§ **Required task**
Make an exact copy of each entry, leaving out every picture.

* Begin Information given *

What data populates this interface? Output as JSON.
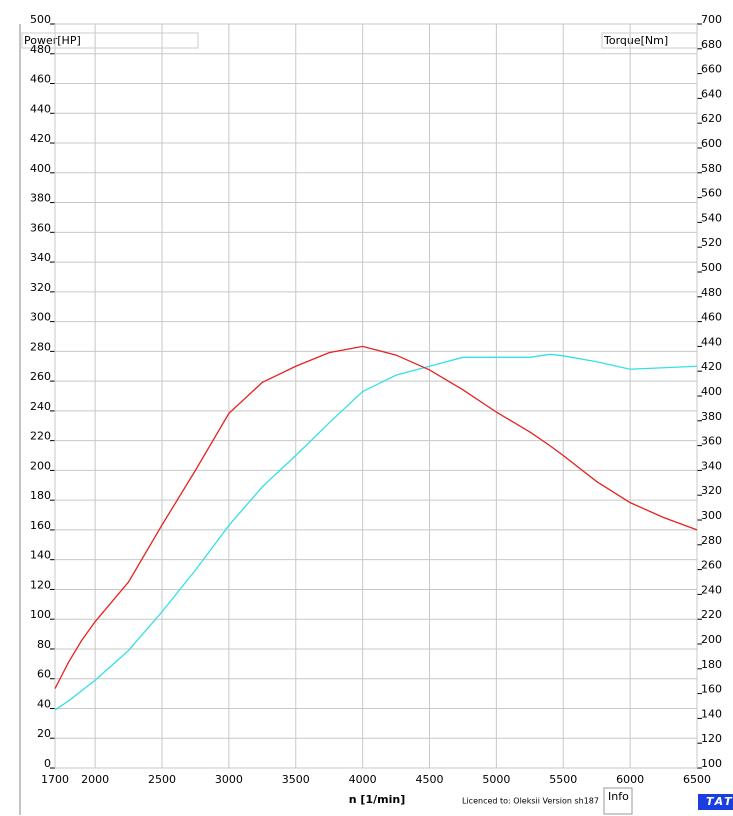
{
  "chart_data": {
    "type": "line",
    "x_label": "n  [1/min]",
    "y_label": "Power[HP]",
    "y2_label": "Torque[Nm]",
    "footer": "Licenced to: Oleksii   Version sh187",
    "info_button": "Info",
    "brand": "TAT",
    "x": [
      1700,
      1800,
      1900,
      2000,
      2250,
      2500,
      2750,
      3000,
      3250,
      3500,
      3750,
      4000,
      4250,
      4500,
      4750,
      5000,
      5250,
      5400,
      5500,
      5750,
      6000,
      6250,
      6500
    ],
    "series": [
      {
        "name": "Power[HP]",
        "color": "#33e0e8",
        "axis": "y",
        "values": [
          39,
          45,
          52,
          59,
          79,
          105,
          133,
          163,
          189,
          210,
          232,
          253,
          264,
          270,
          276,
          276,
          276,
          278,
          277,
          273,
          268,
          269,
          270
        ]
      },
      {
        "name": "Torque[Nm]",
        "color": "#e82020",
        "axis": "y2",
        "values": [
          164,
          185,
          203,
          218,
          250,
          296,
          340,
          386,
          411,
          424,
          435,
          440,
          433,
          421,
          405,
          387,
          371,
          360,
          352,
          331,
          314,
          302,
          292
        ]
      }
    ],
    "xlim": [
      1700,
      6500
    ],
    "xticks": [
      1700,
      2000,
      2500,
      3000,
      3500,
      4000,
      4500,
      5000,
      5500,
      6000,
      6500
    ],
    "ylim": [
      0,
      500
    ],
    "yticks": [
      0,
      20,
      40,
      60,
      80,
      100,
      120,
      140,
      160,
      180,
      200,
      220,
      240,
      260,
      280,
      300,
      320,
      340,
      360,
      380,
      400,
      420,
      440,
      460,
      480,
      500
    ],
    "y2lim": [
      100,
      700
    ],
    "y2ticks": [
      100,
      120,
      140,
      160,
      180,
      200,
      220,
      240,
      260,
      280,
      300,
      320,
      340,
      360,
      380,
      400,
      420,
      440,
      460,
      480,
      500,
      520,
      540,
      560,
      580,
      600,
      620,
      640,
      660,
      680,
      700
    ],
    "grid": true
  }
}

* End Information given *

§ **Problem solution**
What data populates this interface? Output as JSON.
{
  "chart_data": {
    "type": "line",
    "x_label": "n  [1/min]",
    "y_label": "Power[HP]",
    "y2_label": "Torque[Nm]",
    "footer": "Licenced to: Oleksii   Version sh187",
    "info_button": "Info",
    "brand": "TAT",
    "x": [
      1700,
      1800,
      1900,
      2000,
      2250,
      2500,
      2750,
      3000,
      3250,
      3500,
      3750,
      4000,
      4250,
      4500,
      4750,
      5000,
      5250,
      5400,
      5500,
      5750,
      6000,
      6250,
      6500
    ],
    "series": [
      {
        "name": "Power[HP]",
        "color": "#33e0e8",
        "axis": "y",
        "values": [
          39,
          45,
          52,
          59,
          79,
          105,
          133,
          163,
          189,
          210,
          232,
          253,
          264,
          270,
          276,
          276,
          276,
          278,
          277,
          273,
          268,
          269,
          270
        ]
      },
      {
        "name": "Torque[Nm]",
        "color": "#e82020",
        "axis": "y2",
        "values": [
          164,
          185,
          203,
          218,
          250,
          296,
          340,
          386,
          411,
          424,
          435,
          440,
          433,
          421,
          405,
          387,
          371,
          360,
          352,
          331,
          314,
          302,
          292
        ]
      }
    ],
    "xlim": [
      1700,
      6500
    ],
    "xticks": [
      1700,
      2000,
      2500,
      3000,
      3500,
      4000,
      4500,
      5000,
      5500,
      6000,
      6500
    ],
    "ylim": [
      0,
      500
    ],
    "yticks": [
      0,
      20,
      40,
      60,
      80,
      100,
      120,
      140,
      160,
      180,
      200,
      220,
      240,
      260,
      280,
      300,
      320,
      340,
      360,
      380,
      400,
      420,
      440,
      460,
      480,
      500
    ],
    "y2lim": [
      100,
      700
    ],
    "y2ticks": [
      100,
      120,
      140,
      160,
      180,
      200,
      220,
      240,
      260,
      280,
      300,
      320,
      340,
      360,
      380,
      400,
      420,
      440,
      460,
      480,
      500,
      520,
      540,
      560,
      580,
      600,
      620,
      640,
      660,
      680,
      700
    ],
    "grid": true
  }
}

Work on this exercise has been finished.